◆ **OBJETIVO DA TAREFA**: Substitua "STANDRD" por "STANDARD" em toda a listagem abaixo e reproduza-a sem nenhuma outra alteração. Não inclua as imagens na resposta.

◆ **DADOS FORNECIDOS**:
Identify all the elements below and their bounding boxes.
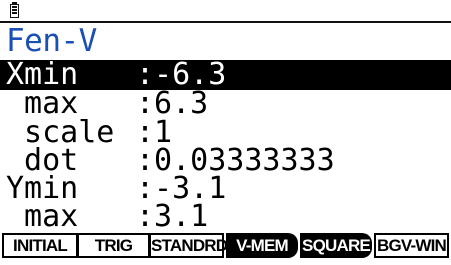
f1-label: INITIAL [13, 236, 68, 255]
screen-title: Fen-V [6, 23, 97, 59]
f4-vmem-key[interactable]: V-MEM [226, 233, 298, 258]
calculator-screen: Fen-V Xmin :-6.3 max :6.3 scale :1 dot :… [0, 0, 451, 265]
f3-standard-key[interactable]: STANDRD [149, 233, 228, 258]
field-label: max [6, 199, 79, 234]
f4-label: V-MEM [236, 236, 289, 255]
field-ymax[interactable]: max :3.1 [0, 202, 451, 232]
function-key-bar: INITIAL TRIG STANDRD V-MEM SQUARE BGV-WI… [2, 233, 449, 260]
f5-label: SQUARE [302, 236, 371, 255]
f6-bgv-win-key[interactable]: BGV-WIN [374, 233, 449, 258]
f5-square-key[interactable]: SQUARE [300, 233, 372, 258]
battery-icon [10, 2, 19, 18]
f2-trig-key[interactable]: TRIG [77, 233, 150, 258]
f3-label: STANDRD [151, 236, 228, 255]
field-value: :3.1 [136, 199, 209, 234]
f1-initial-key[interactable]: INITIAL [2, 233, 78, 258]
f2-label: TRIG [94, 236, 133, 255]
f6-label: BGV-WIN [376, 236, 447, 255]
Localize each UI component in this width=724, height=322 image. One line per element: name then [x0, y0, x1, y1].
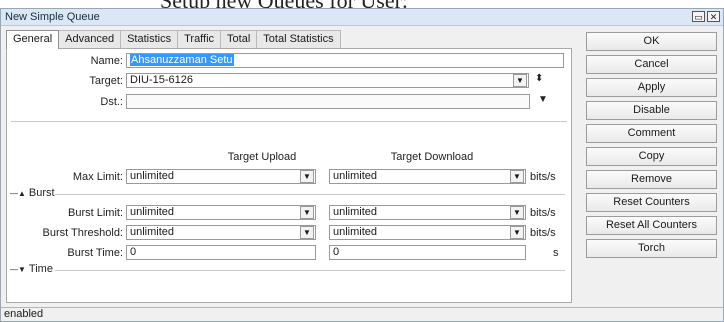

◆ **RESULTADO ESPERADO**:
Identify all the elements below and their bounding boxes.
f1-label: INITIAL [13, 236, 68, 255]
screen-title: Fen-V [6, 23, 97, 59]
f4-vmem-key[interactable]: V-MEM [226, 233, 298, 258]
calculator-screen: Fen-V Xmin :-6.3 max :6.3 scale :1 dot :… [0, 0, 451, 265]
f3-standard-key[interactable]: STANDARD [149, 233, 228, 258]
field-label: max [6, 199, 79, 234]
f4-label: V-MEM [236, 236, 289, 255]
field-ymax[interactable]: max :3.1 [0, 202, 451, 232]
function-key-bar: INITIAL TRIG STANDARD V-MEM SQUARE BGV-WI… [2, 233, 449, 260]
f5-label: SQUARE [302, 236, 371, 255]
f6-bgv-win-key[interactable]: BGV-WIN [374, 233, 449, 258]
f5-square-key[interactable]: SQUARE [300, 233, 372, 258]
battery-icon [10, 2, 19, 18]
f2-trig-key[interactable]: TRIG [77, 233, 150, 258]
f3-label: STANDARD [151, 236, 228, 255]
field-value: :3.1 [136, 199, 209, 234]
f1-initial-key[interactable]: INITIAL [2, 233, 78, 258]
f2-label: TRIG [94, 236, 133, 255]
f6-label: BGV-WIN [376, 236, 447, 255]
Localize each UI component in this width=724, height=322 image. One line per element: name then [x0, y0, x1, y1].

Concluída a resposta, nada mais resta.